GIVEN INSTRUCTION. Write out the records below word for word, please.

--- start RECORDS SUPPLIED ---

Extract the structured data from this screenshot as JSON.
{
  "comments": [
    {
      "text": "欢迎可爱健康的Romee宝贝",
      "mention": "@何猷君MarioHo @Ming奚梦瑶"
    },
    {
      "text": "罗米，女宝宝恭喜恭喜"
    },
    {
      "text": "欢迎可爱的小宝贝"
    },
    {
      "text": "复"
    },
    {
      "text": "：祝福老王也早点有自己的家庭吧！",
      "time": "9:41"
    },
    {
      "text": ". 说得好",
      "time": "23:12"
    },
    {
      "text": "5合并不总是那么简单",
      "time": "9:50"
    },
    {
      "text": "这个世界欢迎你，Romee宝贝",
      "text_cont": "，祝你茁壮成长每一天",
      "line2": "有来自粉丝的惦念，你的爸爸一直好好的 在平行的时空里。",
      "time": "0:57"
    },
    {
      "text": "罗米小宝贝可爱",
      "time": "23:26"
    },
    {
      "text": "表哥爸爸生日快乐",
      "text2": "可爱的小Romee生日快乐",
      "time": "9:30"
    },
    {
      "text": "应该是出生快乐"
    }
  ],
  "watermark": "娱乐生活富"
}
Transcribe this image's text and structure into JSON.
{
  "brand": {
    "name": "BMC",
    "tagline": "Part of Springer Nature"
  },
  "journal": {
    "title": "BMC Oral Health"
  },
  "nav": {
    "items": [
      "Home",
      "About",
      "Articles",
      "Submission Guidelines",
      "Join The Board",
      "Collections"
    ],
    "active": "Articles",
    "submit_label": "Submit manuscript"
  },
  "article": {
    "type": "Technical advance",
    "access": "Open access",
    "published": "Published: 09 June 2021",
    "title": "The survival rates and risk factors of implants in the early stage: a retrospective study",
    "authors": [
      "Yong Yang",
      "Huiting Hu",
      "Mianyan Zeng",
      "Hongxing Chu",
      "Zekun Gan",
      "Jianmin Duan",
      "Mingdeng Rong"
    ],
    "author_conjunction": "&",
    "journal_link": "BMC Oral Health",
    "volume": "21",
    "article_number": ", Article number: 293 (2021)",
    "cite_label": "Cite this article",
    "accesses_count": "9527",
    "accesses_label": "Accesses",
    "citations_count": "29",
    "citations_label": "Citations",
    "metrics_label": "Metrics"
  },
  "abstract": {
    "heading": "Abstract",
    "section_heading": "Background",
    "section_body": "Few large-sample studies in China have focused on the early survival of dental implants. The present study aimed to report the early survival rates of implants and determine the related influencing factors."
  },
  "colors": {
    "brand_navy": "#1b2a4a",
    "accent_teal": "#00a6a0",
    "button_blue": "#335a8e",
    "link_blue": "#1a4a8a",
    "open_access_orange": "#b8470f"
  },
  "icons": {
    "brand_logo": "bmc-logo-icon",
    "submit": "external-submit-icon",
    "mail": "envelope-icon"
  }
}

--- end RECORDS SUPPLIED ---

WRITTEN SOLUTION.
Extract the structured data from this screenshot as JSON.
{
  "comments": [
    {
      "text": "欢迎可爱健康的Romee宝贝",
      "mention": "@何猷君MarioHo @Ming奚梦瑶"
    },
    {
      "text": "罗米，女宝宝恭喜恭喜"
    },
    {
      "text": "欢迎可爱的小宝贝"
    },
    {
      "text": "复"
    },
    {
      "text": "：祝福老王也早点有自己的家庭吧！",
      "time": "9:41"
    },
    {
      "text": ". 说得好",
      "time": "23:12"
    },
    {
      "text": "5合并不总是那么简单",
      "time": "9:50"
    },
    {
      "text": "这个世界欢迎你，Romee宝贝",
      "text_cont": "，祝你茁壮成长每一天",
      "line2": "有来自粉丝的惦念，你的爸爸一直好好的 在平行的时空里。",
      "time": "0:57"
    },
    {
      "text": "罗米小宝贝可爱",
      "time": "23:26"
    },
    {
      "text": "表哥爸爸生日快乐",
      "text2": "可爱的小Romee生日快乐",
      "time": "9:30"
    },
    {
      "text": "应该是出生快乐"
    }
  ],
  "watermark": "娱乐生活富"
}
Transcribe this image's text and structure into JSON.
{
  "brand": {
    "name": "BMC",
    "tagline": "Part of Springer Nature"
  },
  "journal": {
    "title": "BMC Oral Health"
  },
  "nav": {
    "items": [
      "Home",
      "About",
      "Articles",
      "Submission Guidelines",
      "Join The Board",
      "Collections"
    ],
    "active": "Articles",
    "submit_label": "Submit manuscript"
  },
  "article": {
    "type": "Technical advance",
    "access": "Open access",
    "published": "Published: 09 June 2021",
    "title": "The survival rates and risk factors of implants in the early stage: a retrospective study",
    "authors": [
      "Yong Yang",
      "Huiting Hu",
      "Mianyan Zeng",
      "Hongxing Chu",
      "Zekun Gan",
      "Jianmin Duan",
      "Mingdeng Rong"
    ],
    "author_conjunction": "&",
    "journal_link": "BMC Oral Health",
    "volume": "21",
    "article_number": ", Article number: 293 (2021)",
    "cite_label": "Cite this article",
    "accesses_count": "9527",
    "accesses_label": "Accesses",
    "citations_count": "29",
    "citations_label": "Citations",
    "metrics_label": "Metrics"
  },
  "abstract": {
    "heading": "Abstract",
    "section_heading": "Background",
    "section_body": "Few large-sample studies in China have focused on the early survival of dental implants. The present study aimed to report the early survival rates of implants and determine the related influencing factors."
  },
  "colors": {
    "brand_navy": "#1b2a4a",
    "accent_teal": "#00a6a0",
    "button_blue": "#335a8e",
    "link_blue": "#1a4a8a",
    "open_access_orange": "#b8470f"
  },
  "icons": {
    "brand_logo": "bmc-logo-icon",
    "submit": "external-submit-icon",
    "mail": "envelope-icon"
  }
}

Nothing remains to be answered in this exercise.